### YOUR TASK:
Beginning with the line that holds "Give me the JSON representation of this screenshot's content.", set down each line of the data below through the very last, exactly as given, and nothing beyond that.

(Items from a data source)
* begin *
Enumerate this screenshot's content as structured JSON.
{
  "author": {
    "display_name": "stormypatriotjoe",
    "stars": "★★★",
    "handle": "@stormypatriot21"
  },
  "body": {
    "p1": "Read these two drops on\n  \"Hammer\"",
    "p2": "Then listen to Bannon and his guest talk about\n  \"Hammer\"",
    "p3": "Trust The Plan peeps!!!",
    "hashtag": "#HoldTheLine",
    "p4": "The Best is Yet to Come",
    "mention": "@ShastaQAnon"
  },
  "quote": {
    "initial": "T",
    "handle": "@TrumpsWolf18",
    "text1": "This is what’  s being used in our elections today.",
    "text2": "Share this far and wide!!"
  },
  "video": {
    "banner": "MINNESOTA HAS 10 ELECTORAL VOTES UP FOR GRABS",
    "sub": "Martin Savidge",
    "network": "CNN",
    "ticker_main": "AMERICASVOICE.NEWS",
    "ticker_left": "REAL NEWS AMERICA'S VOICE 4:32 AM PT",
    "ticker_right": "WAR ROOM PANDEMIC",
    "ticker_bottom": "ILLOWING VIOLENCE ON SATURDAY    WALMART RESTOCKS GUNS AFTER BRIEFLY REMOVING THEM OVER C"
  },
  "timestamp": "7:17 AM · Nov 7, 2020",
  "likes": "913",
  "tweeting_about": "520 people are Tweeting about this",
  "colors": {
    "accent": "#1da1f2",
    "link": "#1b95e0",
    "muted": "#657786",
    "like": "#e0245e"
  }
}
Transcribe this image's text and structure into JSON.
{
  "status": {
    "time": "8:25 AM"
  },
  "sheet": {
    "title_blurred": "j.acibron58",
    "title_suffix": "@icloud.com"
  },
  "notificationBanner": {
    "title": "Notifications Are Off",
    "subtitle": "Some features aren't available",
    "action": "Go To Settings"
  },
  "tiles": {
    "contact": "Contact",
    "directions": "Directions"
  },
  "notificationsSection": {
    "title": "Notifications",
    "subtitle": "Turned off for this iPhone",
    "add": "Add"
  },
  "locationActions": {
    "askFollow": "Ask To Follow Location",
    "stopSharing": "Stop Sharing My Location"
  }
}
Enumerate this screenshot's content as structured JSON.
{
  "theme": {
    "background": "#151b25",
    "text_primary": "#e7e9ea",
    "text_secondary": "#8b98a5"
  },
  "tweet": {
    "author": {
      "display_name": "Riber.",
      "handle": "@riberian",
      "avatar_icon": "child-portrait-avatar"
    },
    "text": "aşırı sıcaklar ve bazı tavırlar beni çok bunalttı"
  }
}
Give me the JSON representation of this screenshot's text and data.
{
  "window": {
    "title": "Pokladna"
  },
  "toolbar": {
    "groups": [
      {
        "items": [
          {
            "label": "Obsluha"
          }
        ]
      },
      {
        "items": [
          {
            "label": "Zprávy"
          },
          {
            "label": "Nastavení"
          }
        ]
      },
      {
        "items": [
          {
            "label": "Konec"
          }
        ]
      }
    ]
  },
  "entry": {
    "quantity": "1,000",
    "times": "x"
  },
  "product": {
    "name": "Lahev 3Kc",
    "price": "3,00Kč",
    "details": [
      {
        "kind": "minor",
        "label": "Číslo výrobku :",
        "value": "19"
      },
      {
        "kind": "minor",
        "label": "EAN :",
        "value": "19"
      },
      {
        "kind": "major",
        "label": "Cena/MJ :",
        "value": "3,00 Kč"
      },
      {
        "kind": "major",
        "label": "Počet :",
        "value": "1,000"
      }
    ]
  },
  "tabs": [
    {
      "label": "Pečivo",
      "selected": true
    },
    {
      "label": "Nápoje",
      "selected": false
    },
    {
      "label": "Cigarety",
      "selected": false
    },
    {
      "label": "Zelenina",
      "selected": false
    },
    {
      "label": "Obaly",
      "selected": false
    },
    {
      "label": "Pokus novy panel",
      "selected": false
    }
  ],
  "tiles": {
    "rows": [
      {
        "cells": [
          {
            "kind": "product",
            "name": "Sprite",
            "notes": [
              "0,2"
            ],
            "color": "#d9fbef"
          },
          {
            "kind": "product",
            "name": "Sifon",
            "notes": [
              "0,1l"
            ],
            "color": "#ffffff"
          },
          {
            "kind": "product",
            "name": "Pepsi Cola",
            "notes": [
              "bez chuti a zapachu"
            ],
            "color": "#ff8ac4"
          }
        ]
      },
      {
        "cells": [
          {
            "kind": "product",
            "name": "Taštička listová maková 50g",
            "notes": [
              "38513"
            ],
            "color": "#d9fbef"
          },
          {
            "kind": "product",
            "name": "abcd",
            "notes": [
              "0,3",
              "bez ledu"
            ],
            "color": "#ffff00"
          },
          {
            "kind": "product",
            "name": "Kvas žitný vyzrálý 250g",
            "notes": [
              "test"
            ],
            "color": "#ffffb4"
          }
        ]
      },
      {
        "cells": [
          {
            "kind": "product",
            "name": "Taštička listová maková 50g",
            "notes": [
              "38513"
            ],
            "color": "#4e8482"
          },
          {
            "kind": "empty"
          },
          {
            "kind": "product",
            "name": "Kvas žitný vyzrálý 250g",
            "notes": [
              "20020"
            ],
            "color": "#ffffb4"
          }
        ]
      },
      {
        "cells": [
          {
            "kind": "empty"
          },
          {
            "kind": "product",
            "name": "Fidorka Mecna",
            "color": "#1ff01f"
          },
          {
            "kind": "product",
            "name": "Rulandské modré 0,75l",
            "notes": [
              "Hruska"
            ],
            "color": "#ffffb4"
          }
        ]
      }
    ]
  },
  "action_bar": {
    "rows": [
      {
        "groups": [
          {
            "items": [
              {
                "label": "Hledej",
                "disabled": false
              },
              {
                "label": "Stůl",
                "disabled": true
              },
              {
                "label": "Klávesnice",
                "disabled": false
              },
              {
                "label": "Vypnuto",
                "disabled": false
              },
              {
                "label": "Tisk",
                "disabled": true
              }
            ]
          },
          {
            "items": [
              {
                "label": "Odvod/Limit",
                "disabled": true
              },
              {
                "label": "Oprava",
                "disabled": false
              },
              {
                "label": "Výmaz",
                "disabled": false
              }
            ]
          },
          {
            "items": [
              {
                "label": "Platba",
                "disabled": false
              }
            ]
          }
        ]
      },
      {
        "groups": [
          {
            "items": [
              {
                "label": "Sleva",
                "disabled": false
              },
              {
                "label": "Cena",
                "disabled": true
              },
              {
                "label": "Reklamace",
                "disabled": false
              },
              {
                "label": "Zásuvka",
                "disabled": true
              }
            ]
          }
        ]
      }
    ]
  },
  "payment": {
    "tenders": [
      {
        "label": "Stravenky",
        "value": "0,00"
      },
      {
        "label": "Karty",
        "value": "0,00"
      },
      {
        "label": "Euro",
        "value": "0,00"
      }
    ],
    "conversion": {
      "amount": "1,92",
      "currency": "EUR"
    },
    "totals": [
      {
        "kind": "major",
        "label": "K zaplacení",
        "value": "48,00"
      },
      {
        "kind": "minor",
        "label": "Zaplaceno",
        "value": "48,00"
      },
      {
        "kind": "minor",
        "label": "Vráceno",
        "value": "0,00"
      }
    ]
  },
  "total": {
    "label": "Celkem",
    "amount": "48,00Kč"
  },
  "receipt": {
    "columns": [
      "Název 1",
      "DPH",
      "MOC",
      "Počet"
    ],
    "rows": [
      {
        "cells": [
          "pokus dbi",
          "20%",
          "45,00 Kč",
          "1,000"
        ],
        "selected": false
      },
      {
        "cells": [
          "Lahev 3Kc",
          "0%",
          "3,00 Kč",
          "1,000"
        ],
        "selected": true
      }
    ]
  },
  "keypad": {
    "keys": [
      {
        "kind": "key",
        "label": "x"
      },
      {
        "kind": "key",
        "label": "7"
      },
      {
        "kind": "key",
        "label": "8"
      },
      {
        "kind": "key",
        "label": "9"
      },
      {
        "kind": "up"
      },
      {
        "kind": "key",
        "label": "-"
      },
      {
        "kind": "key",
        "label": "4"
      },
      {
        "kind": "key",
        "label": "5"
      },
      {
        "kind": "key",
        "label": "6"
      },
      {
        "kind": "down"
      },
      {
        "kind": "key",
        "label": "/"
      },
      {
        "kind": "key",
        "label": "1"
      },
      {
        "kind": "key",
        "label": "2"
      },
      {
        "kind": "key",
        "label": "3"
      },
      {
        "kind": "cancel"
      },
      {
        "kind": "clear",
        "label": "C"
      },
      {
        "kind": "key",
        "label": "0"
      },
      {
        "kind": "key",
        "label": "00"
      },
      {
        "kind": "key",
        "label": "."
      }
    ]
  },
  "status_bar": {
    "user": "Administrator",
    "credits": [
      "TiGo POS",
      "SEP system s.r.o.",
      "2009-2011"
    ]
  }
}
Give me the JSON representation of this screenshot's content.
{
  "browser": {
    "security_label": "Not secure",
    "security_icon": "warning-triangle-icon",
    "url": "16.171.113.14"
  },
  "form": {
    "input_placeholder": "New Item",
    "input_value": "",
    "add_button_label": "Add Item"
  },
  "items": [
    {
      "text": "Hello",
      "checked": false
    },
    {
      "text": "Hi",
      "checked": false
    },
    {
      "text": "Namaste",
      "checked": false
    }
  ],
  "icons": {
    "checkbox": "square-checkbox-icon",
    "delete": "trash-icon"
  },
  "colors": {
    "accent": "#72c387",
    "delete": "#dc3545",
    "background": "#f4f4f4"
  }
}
* end *
### EXERCISE RESULT:
Give me the JSON representation of this screenshot's content.
{
  "browser": {
    "security_label": "Not secure",
    "security_icon": "warning-triangle-icon",
    "url": "16.171.113.14"
  },
  "form": {
    "input_placeholder": "New Item",
    "input_value": "",
    "add_button_label": "Add Item"
  },
  "items": [
    {
      "text": "Hello",
      "checked": false
    },
    {
      "text": "Hi",
      "checked": false
    },
    {
      "text": "Namaste",
      "checked": false
    }
  ],
  "icons": {
    "checkbox": "square-checkbox-icon",
    "delete": "trash-icon"
  },
  "colors": {
    "accent": "#72c387",
    "delete": "#dc3545",
    "background": "#f4f4f4"
  }
}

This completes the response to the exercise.